**WHAT TO PRODUCE**
Please set down all the lines beneath this one exactly, without the pictures.

**DATA ROWS**
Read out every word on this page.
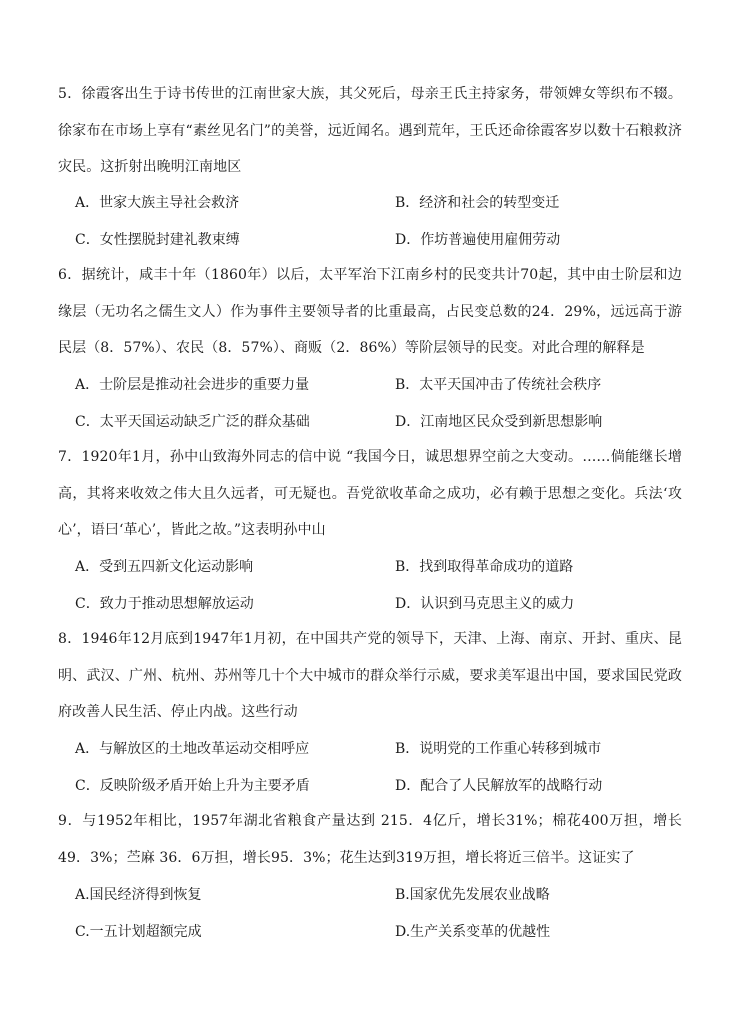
5．徐霞客出生于诗书传世的江南世家大族，其父死后，母亲王氏主持家务，带领婢女等织布不辍。徐家布在市场上享有“素丝见名门”的美誉，远近闻名。遇到荒年，王氏还命徐霞客岁以数十石粮救济灾民。这折射出晚明江南地区
A．世家大族主导社会救济	B．经济和社会的转型变迁
C．女性摆脱封建礼教束缚	D．作坊普遍使用雇佣劳动
6．据统计，咸丰十年（1860年）以后，太平军治下江南乡村的民变共计70起，其中由士阶层和边缘层（无功名之儒生文人）作为事件主要领导者的比重最高，占民变总数的24．29%，远远高于游民层（8．57%）、农民（8．57%）、商贩（2．86%）等阶层领导的民变。对此合理的解释是
A．士阶层是推动社会进步的重要力量	B．太平天国冲击了传统社会秩序
C．太平天国运动缺乏广泛的群众基础	D．江南地区民众受到新思想影响
7．1920年1月，孙中山致海外同志的信中说 “我国今日，诚思想界空前之大变动。……倘能继长增高，其将来收效之伟大且久远者，可无疑也。吾党欲收革命之成功，必有赖于思想之变化。兵法‘攻心’，语曰‘革心’，皆此之故。”这表明孙中山
A．受到五四新文化运动影响	B．找到取得革命成功的道路
C．致力于推动思想解放运动	D．认识到马克思主义的威力
8．1946年12月底到1947年1月初，在中国共产党的领导下，天津、上海、南京、开封、重庆、昆明、武汉、广州、杭州、苏州等几十个大中城市的群众举行示威，要求美军退出中国，要求国民党政府改善人民生活、停止内战。这些行动
A．与解放区的土地改革运动交相呼应	B．说明党的工作重心转移到城市
C．反映阶级矛盾开始上升为主要矛盾	D．配合了人民解放军的战略行动
9．与1952年相比，1957年湖北省粮食产量达到 215．4亿斤，增长31%；棉花400万担，增长49．3%；苎麻 36．6万担，增长95．3%；花生达到319万担，增长将近三倍半。这证实了
A.国民经济得到恢复	B.国家优先发展农业战略
C.一五计划超额完成	D.生产关系变革的优越性
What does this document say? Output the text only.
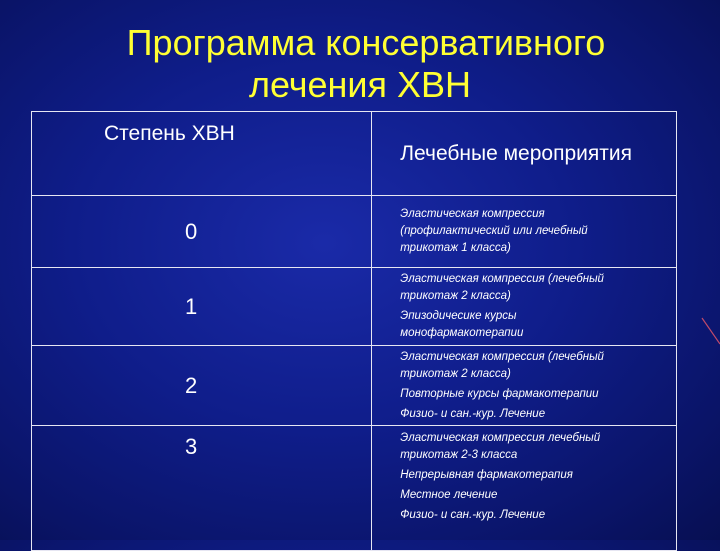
Программа консервативного
лечения ХВН
Степень ХВН	Лечебные мероприятия

0	Эластическая компрессия
(профилактический или лечебный
трикотаж 1 класса)

1	Эластическая компрессия (лечебный
трикотаж 2 класса)
Эпизодичесике курсы
монофармакотерапии

2	Эластическая компрессия (лечебный
трикотаж 2 класса)
Повторные курсы фармакотерапии
Физио- и сан.-кур. Лечение

3	Эластическая компрессия лечебный
трикотаж 2-3 класса
Непрерывная фармакотерапия
Местное лечение
Физио- и сан.-кур. Лечение
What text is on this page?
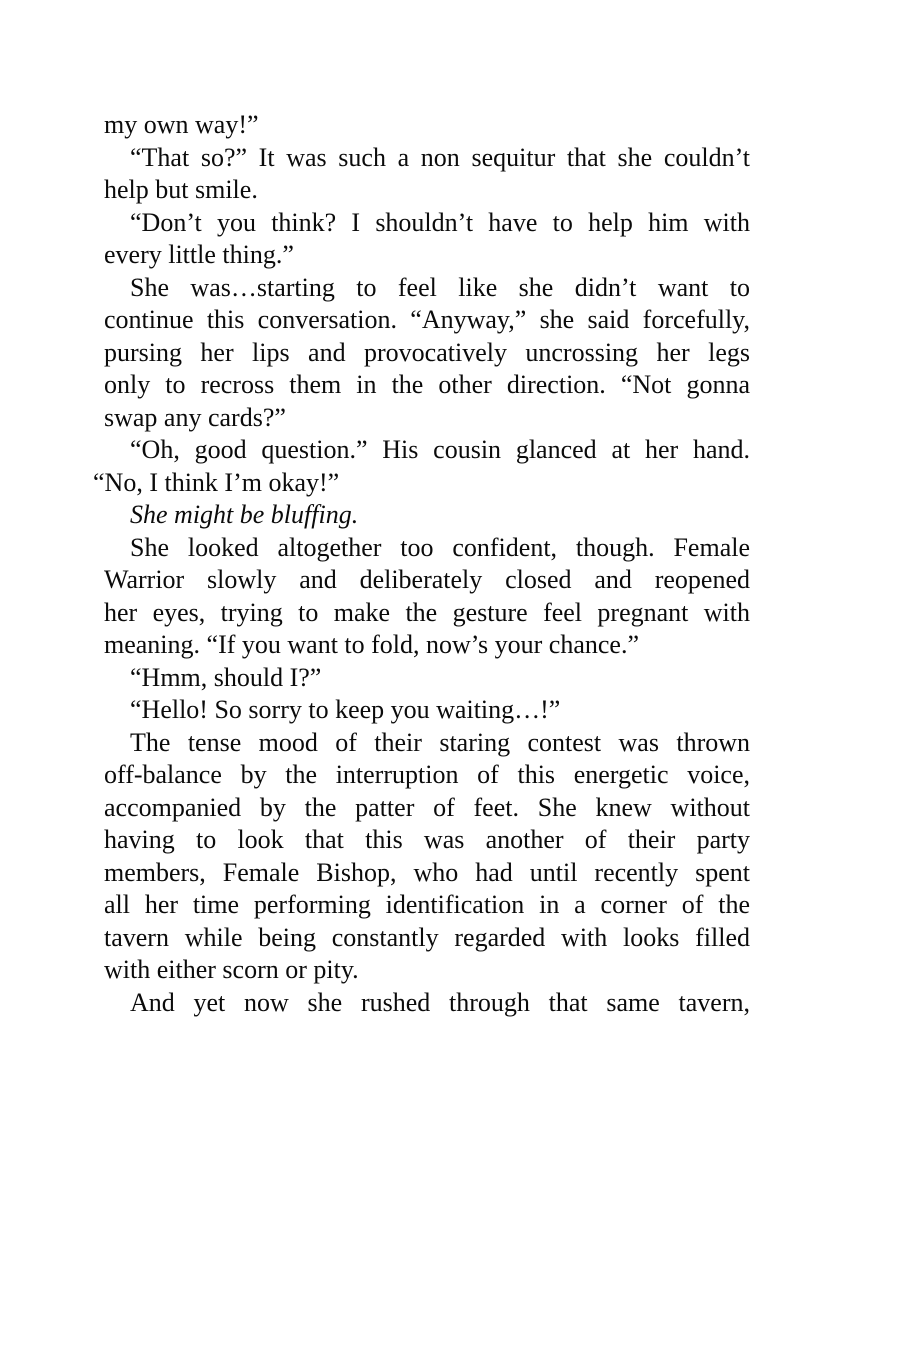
my own way!”
“That so?” It was such a non sequitur that she couldn’t
help but smile.
“Don’t you think? I shouldn’t have to help him with
every little thing.”
She was…starting to feel like she didn’t want to
continue this conversation. “Anyway,” she said forcefully,
pursing her lips and provocatively uncrossing her legs
only to recross them in the other direction. “Not gonna
swap any cards?”
“Oh, good question.” His cousin glanced at her hand.
“No, I think I’m okay!”
She might be bluffing.
She looked altogether too confident, though. Female
Warrior slowly and deliberately closed and reopened
her eyes, trying to make the gesture feel pregnant with
meaning. “If you want to fold, now’s your chance.”
“Hmm, should I?”
“Hello! So sorry to keep you waiting…!”
The tense mood of their staring contest was thrown
off-balance by the interruption of this energetic voice,
accompanied by the patter of feet. She knew without
having to look that this was another of their party
members, Female Bishop, who had until recently spent
all her time performing identification in a corner of the
tavern while being constantly regarded with looks filled
with either scorn or pity.
And yet now she rushed through that same tavern,
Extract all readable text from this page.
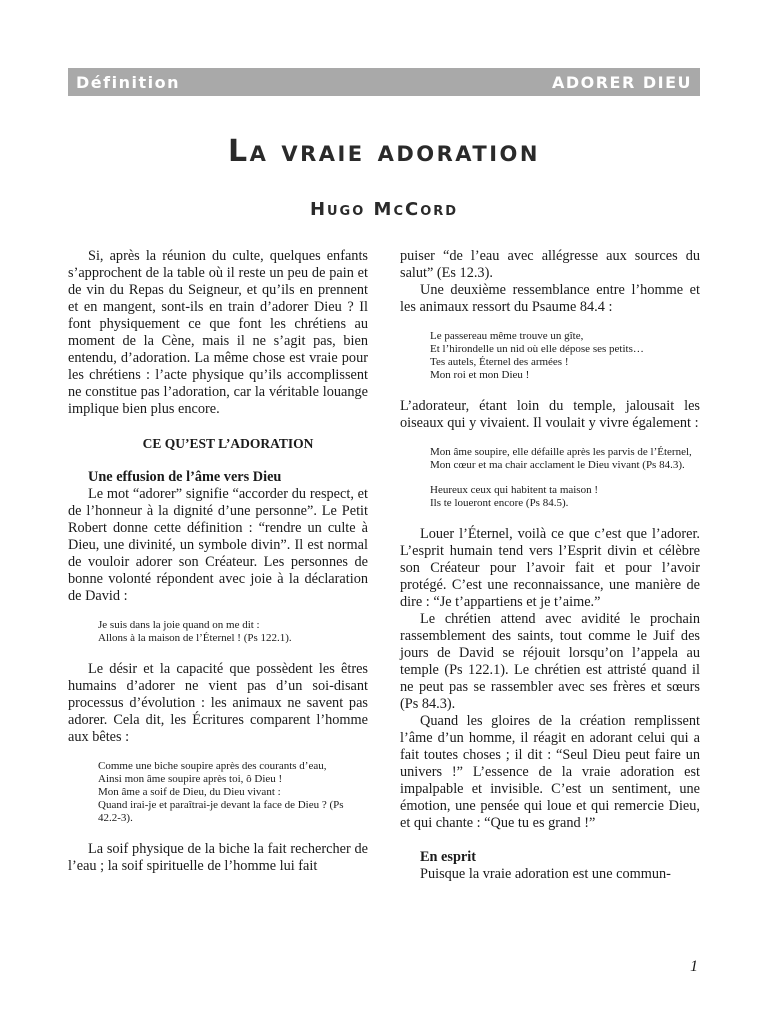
Définition	ADORER DIEU
La vraie adoration
Hugo McCord

Si, après la réunion du culte, quelques enfants s’approchent de la table où il reste un peu de pain et de vin du Repas du Seigneur, et qu’ils en prennent et en mangent, sont-ils en train d’adorer Dieu ? Il font physiquement ce que font les chrétiens au moment de la Cène, mais il ne s’agit pas, bien entendu, d’adoration. La même chose est vraie pour les chrétiens : l’acte physique qu’ils accomplissent ne constitue pas l’adoration, car la véritable louange implique bien plus encore.

CE QU’EST L’ADORATION

Une effusion de l’âme vers Dieu

Le mot “adorer” signifie “accorder du respect, et de l’honneur à la dignité d’une personne”. Le Petit Robert donne cette définition : “rendre un culte à Dieu, une divinité, un symbole divin”. Il est normal de vouloir adorer son Créateur. Les personnes de bonne volonté répondent avec joie à la déclaration de David :

Je suis dans la joie quand on me dit :
Allons à la maison de l’Éternel ! (Ps 122.1).

Le désir et la capacité que possèdent les êtres humains d’adorer ne vient pas d’un soi-disant processus d’évolution : les animaux ne savent pas adorer. Cela dit, les Écritures comparent l’homme aux bêtes :

Comme une biche soupire après des courants d’eau,
Ainsi mon âme soupire après toi, ô Dieu !
Mon âme a soif de Dieu, du Dieu vivant :
Quand irai-je et paraîtrai-je devant la face de Dieu ? (Ps 42.2-3).

La soif physique de la biche la fait rechercher de l’eau ; la soif spirituelle de l’homme lui fait

puiser “de l’eau avec allégresse aux sources du salut” (Es 12.3).

Une deuxième ressemblance entre l’homme et les animaux ressort du Psaume 84.4 :

Le passereau même trouve un gîte,
Et l’hirondelle un nid où elle dépose ses petits…
Tes autels, Éternel des armées !
Mon roi et mon Dieu !

L’adorateur, étant loin du temple, jalousait les oiseaux qui y vivaient. Il voulait y vivre également :

Mon âme soupire, elle défaille après les parvis de l’Éternel,
Mon cœur et ma chair acclament le Dieu vivant (Ps 84.3).
Heureux ceux qui habitent ta maison !
Ils te loueront encore (Ps 84.5).

Louer l’Éternel, voilà ce que c’est que l’adorer. L’esprit humain tend vers l’Esprit divin et célèbre son Créateur pour l’avoir fait et pour l’avoir protégé. C’est une reconnaissance, une manière de dire : “Je t’appartiens et je t’aime.”

Le chrétien attend avec avidité le prochain rassemblement des saints, tout comme le Juif des jours de David se réjouit lorsqu’on l’appela au temple (Ps 122.1). Le chrétien est attristé quand il ne peut pas se rassembler avec ses frères et sœurs (Ps 84.3).

Quand les gloires de la création remplissent l’âme d’un homme, il réagit en adorant celui qui a fait toutes choses ; il dit : “Seul Dieu peut faire un univers !” L’essence de la vraie adoration est impalpable et invisible. C’est un sentiment, une émotion, une pensée qui loue et qui remercie Dieu, et qui chante : “Que tu es grand !”

En esprit

Puisque la vraie adoration est une commun-

1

**THE RESULT**
Read out every word on this page.
5．徐霞客出生于诗书传世的江南世家大族，其父死后，母亲王氏主持家务，带领婢女等织布不辍。徐家布在市场上享有“素丝见名门”的美誉，远近闻名。遇到荒年，王氏还命徐霞客岁以数十石粮救济灾民。这折射出晚明江南地区
A．世家大族主导社会救济	B．经济和社会的转型变迁
C．女性摆脱封建礼教束缚	D．作坊普遍使用雇佣劳动
6．据统计，咸丰十年（1860年）以后，太平军治下江南乡村的民变共计70起，其中由士阶层和边缘层（无功名之儒生文人）作为事件主要领导者的比重最高，占民变总数的24．29%，远远高于游民层（8．57%）、农民（8．57%）、商贩（2．86%）等阶层领导的民变。对此合理的解释是
A．士阶层是推动社会进步的重要力量	B．太平天国冲击了传统社会秩序
C．太平天国运动缺乏广泛的群众基础	D．江南地区民众受到新思想影响
7．1920年1月，孙中山致海外同志的信中说 “我国今日，诚思想界空前之大变动。……倘能继长增高，其将来收效之伟大且久远者，可无疑也。吾党欲收革命之成功，必有赖于思想之变化。兵法‘攻心’，语曰‘革心’，皆此之故。”这表明孙中山
A．受到五四新文化运动影响	B．找到取得革命成功的道路
C．致力于推动思想解放运动	D．认识到马克思主义的威力
8．1946年12月底到1947年1月初，在中国共产党的领导下，天津、上海、南京、开封、重庆、昆明、武汉、广州、杭州、苏州等几十个大中城市的群众举行示威，要求美军退出中国，要求国民党政府改善人民生活、停止内战。这些行动
A．与解放区的土地改革运动交相呼应	B．说明党的工作重心转移到城市
C．反映阶级矛盾开始上升为主要矛盾	D．配合了人民解放军的战略行动
9．与1952年相比，1957年湖北省粮食产量达到 215．4亿斤，增长31%；棉花400万担，增长49．3%；苎麻 36．6万担，增长95．3%；花生达到319万担，增长将近三倍半。这证实了
A.国民经济得到恢复	B.国家优先发展农业战略
C.一五计划超额完成	D.生产关系变革的优越性
What does this document say? Output the text only.
Программа консервативного
лечения ХВН
Степень ХВН	Лечебные мероприятия

0	Эластическая компрессия
(профилактический или лечебный
трикотаж 1 класса)

1	Эластическая компрессия (лечебный
трикотаж 2 класса)
Эпизодичесике курсы
монофармакотерапии

2	Эластическая компрессия (лечебный
трикотаж 2 класса)
Повторные курсы фармакотерапии
Физио- и сан.-кур. Лечение

3	Эластическая компрессия лечебный
трикотаж 2-3 класса
Непрерывная фармакотерапия
Местное лечение
Физио- и сан.-кур. Лечение
What text is on this page?
my own way!”
“That so?” It was such a non sequitur that she couldn’t
help but smile.
“Don’t you think? I shouldn’t have to help him with
every little thing.”
She was…starting to feel like she didn’t want to
continue this conversation. “Anyway,” she said forcefully,
pursing her lips and provocatively uncrossing her legs
only to recross them in the other direction. “Not gonna
swap any cards?”
“Oh, good question.” His cousin glanced at her hand.
“No, I think I’m okay!”
She might be bluffing.
She looked altogether too confident, though. Female
Warrior slowly and deliberately closed and reopened
her eyes, trying to make the gesture feel pregnant with
meaning. “If you want to fold, now’s your chance.”
“Hmm, should I?”
“Hello! So sorry to keep you waiting…!”
The tense mood of their staring contest was thrown
off-balance by the interruption of this energetic voice,
accompanied by the patter of feet. She knew without
having to look that this was another of their party
members, Female Bishop, who had until recently spent
all her time performing identification in a corner of the
tavern while being constantly regarded with looks filled
with either scorn or pity.
And yet now she rushed through that same tavern,
Extract all readable text from this page.
Définition	ADORER DIEU
La vraie adoration
Hugo McCord

Si, après la réunion du culte, quelques enfants s’approchent de la table où il reste un peu de pain et de vin du Repas du Seigneur, et qu’ils en prennent et en mangent, sont-ils en train d’adorer Dieu ? Il font physiquement ce que font les chrétiens au moment de la Cène, mais il ne s’agit pas, bien entendu, d’adoration. La même chose est vraie pour les chrétiens : l’acte physique qu’ils accomplissent ne constitue pas l’adoration, car la véritable louange implique bien plus encore.

CE QU’EST L’ADORATION

Une effusion de l’âme vers Dieu

Le mot “adorer” signifie “accorder du respect, et de l’honneur à la dignité d’une personne”. Le Petit Robert donne cette définition : “rendre un culte à Dieu, une divinité, un symbole divin”. Il est normal de vouloir adorer son Créateur. Les personnes de bonne volonté répondent avec joie à la déclaration de David :

Je suis dans la joie quand on me dit :
Allons à la maison de l’Éternel ! (Ps 122.1).

Le désir et la capacité que possèdent les êtres humains d’adorer ne vient pas d’un soi-disant processus d’évolution : les animaux ne savent pas adorer. Cela dit, les Écritures comparent l’homme aux bêtes :

Comme une biche soupire après des courants d’eau,
Ainsi mon âme soupire après toi, ô Dieu !
Mon âme a soif de Dieu, du Dieu vivant :
Quand irai-je et paraîtrai-je devant la face de Dieu ? (Ps 42.2-3).

La soif physique de la biche la fait rechercher de l’eau ; la soif spirituelle de l’homme lui fait

puiser “de l’eau avec allégresse aux sources du salut” (Es 12.3).

Une deuxième ressemblance entre l’homme et les animaux ressort du Psaume 84.4 :

Le passereau même trouve un gîte,
Et l’hirondelle un nid où elle dépose ses petits…
Tes autels, Éternel des armées !
Mon roi et mon Dieu !

L’adorateur, étant loin du temple, jalousait les oiseaux qui y vivaient. Il voulait y vivre également :

Mon âme soupire, elle défaille après les parvis de l’Éternel,
Mon cœur et ma chair acclament le Dieu vivant (Ps 84.3).
Heureux ceux qui habitent ta maison !
Ils te loueront encore (Ps 84.5).

Louer l’Éternel, voilà ce que c’est que l’adorer. L’esprit humain tend vers l’Esprit divin et célèbre son Créateur pour l’avoir fait et pour l’avoir protégé. C’est une reconnaissance, une manière de dire : “Je t’appartiens et je t’aime.”

Le chrétien attend avec avidité le prochain rassemblement des saints, tout comme le Juif des jours de David se réjouit lorsqu’on l’appela au temple (Ps 122.1). Le chrétien est attristé quand il ne peut pas se rassembler avec ses frères et sœurs (Ps 84.3).

Quand les gloires de la création remplissent l’âme d’un homme, il réagit en adorant celui qui a fait toutes choses ; il dit : “Seul Dieu peut faire un univers !” L’essence de la vraie adoration est impalpable et invisible. C’est un sentiment, une émotion, une pensée qui loue et qui remercie Dieu, et qui chante : “Que tu es grand !”

En esprit

Puisque la vraie adoration est une commun-

1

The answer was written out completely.